- _Task objective_: Skip the pictures. Copy all the rest of the records down exactly.
----------------
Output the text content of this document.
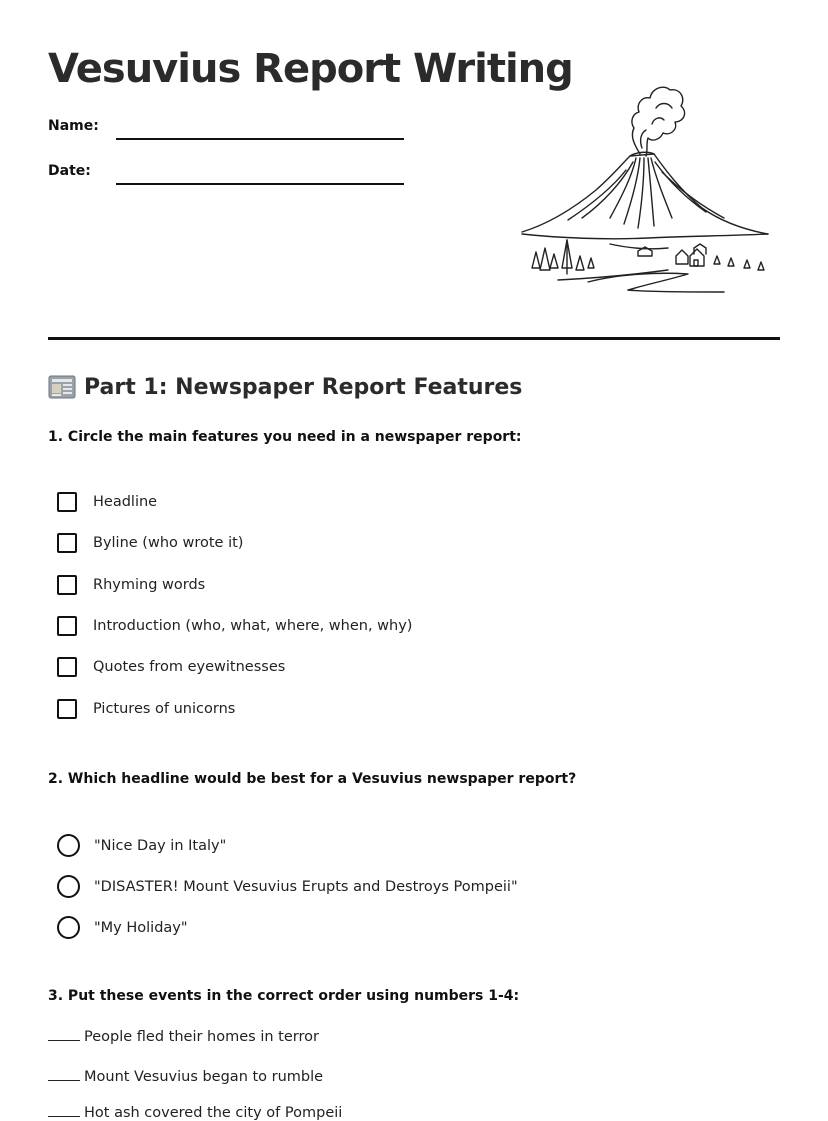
Vesuvius Report Writing
Name:
Date:
Part 1: Newspaper Report Features

1. Circle the main features you need in a newspaper report:

Headline
Byline (who wrote it)
Rhyming words
Introduction (who, what, where, when, why)
Quotes from eyewitnesses
Pictures of unicorns

2. Which headline would be best for a Vesuvius newspaper report?

"Nice Day in Italy"
"DISASTER! Mount Vesuvius Erupts and Destroys Pompeii"
"My Holiday"

3. Put these events in the correct order using numbers 1-4:

People fled their homes in terror
Mount Vesuvius began to rumble
Hot ash covered the city of Pompeii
----------------
- _Response to this exercise_:
Output the text content of this document.
Vesuvius Report Writing
Name:
Date:
Part 1: Newspaper Report Features

1. Circle the main features you need in a newspaper report:

Headline
Byline (who wrote it)
Rhyming words
Introduction (who, what, where, when, why)
Quotes from eyewitnesses
Pictures of unicorns

2. Which headline would be best for a Vesuvius newspaper report?

"Nice Day in Italy"
"DISASTER! Mount Vesuvius Erupts and Destroys Pompeii"
"My Holiday"

3. Put these events in the correct order using numbers 1-4:

People fled their homes in terror
Mount Vesuvius began to rumble
Hot ash covered the city of Pompeii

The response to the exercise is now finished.